▶ Record excerpts:

-.-.-

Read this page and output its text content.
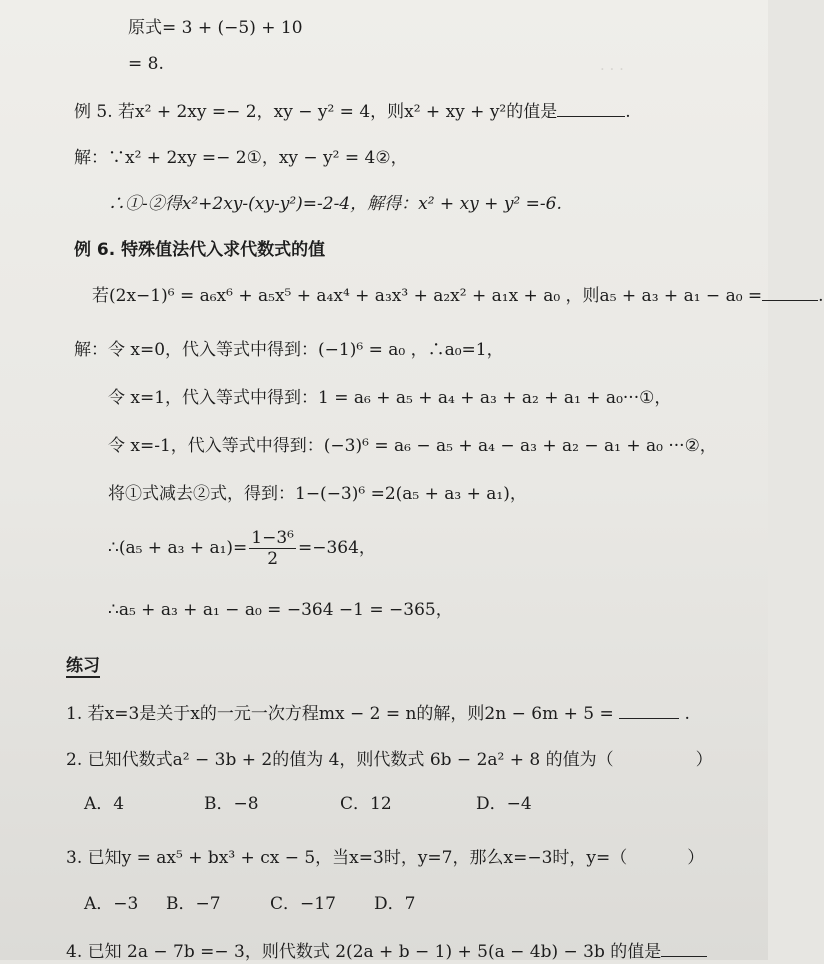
· · ·
原式= 3 + (−5) + 10
= 8.
例 5. 若x² + 2xy =− 2，xy − y² = 4，则x² + xy + y²的值是	.
解：∵x² + 2xy =− 2①，xy − y² = 4②，
∴①-②得x²+2xy-(xy-y²)=-2-4，解得：x² + xy + y² =-6.
例 6. 特殊值法代入求代数式的值
若(2x−1)⁶ = a₆x⁶ + a₅x⁵ + a₄x⁴ + a₃x³ + a₂x² + a₁x + a₀ ，则a₅ + a₃ + a₁ − a₀ =	.
解：令 x=0，代入等式中得到：(−1)⁶ = a₀ ，∴a₀=1，
令 x=1，代入等式中得到：1 = a₆ + a₅ + a₄ + a₃ + a₂ + a₁ + a₀···①，
令 x=-1，代入等式中得到：(−3)⁶ = a₆ − a₅ + a₄ − a₃ + a₂ − a₁ + a₀ ···②，
将①式减去②式，得到：1−(−3)⁶ =2(a₅ + a₃ + a₁)，
∴(a₅ + $a_3 + a_1)= \frac{\text{1−3⁶}}{2} =-364$，
∴a₅ + a₃ + a₁ − a₀ = −364 −1 = −365，
练习
1. 若x=3是关于x的一元一次方程mx − 2 = n的解，则2n − 6m + 5 =	.
2. 已知代数式a² − 3b + 2的值为 4，则代数式 6b − 2a² + 8 的值为（	）
A．4	B．−8	C．12	D．−4
3. 已知y = ax⁵ + bx³ + cx − 5，当x=3时，y=7，那么x=−3时，y=（	）
A．−3 B．−7	C．−17 D．7
4. 已知 2a − 7b =− 3，则代数式 2(2a + b − 1) + 5(a − 4b) − 3b 的值是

-.-.-

▶ Exercise objective: In the entries above, find each line with the word "代入等式中得到" and copy it.

▶ Finished exercise:
解：令 x=0，代入等式中得到：(−1)⁶ = a₀ ，∴a₀=1，
令 x=1，代入等式中得到：1 = a₆ + a₅ + a₄ + a₃ + a₂ + a₁ + a₀···①，
令 x=-1，代入等式中得到：(−3)⁶ = a₆ − a₅ + a₄ − a₃ + a₂ − a₁ + a₀ ···②，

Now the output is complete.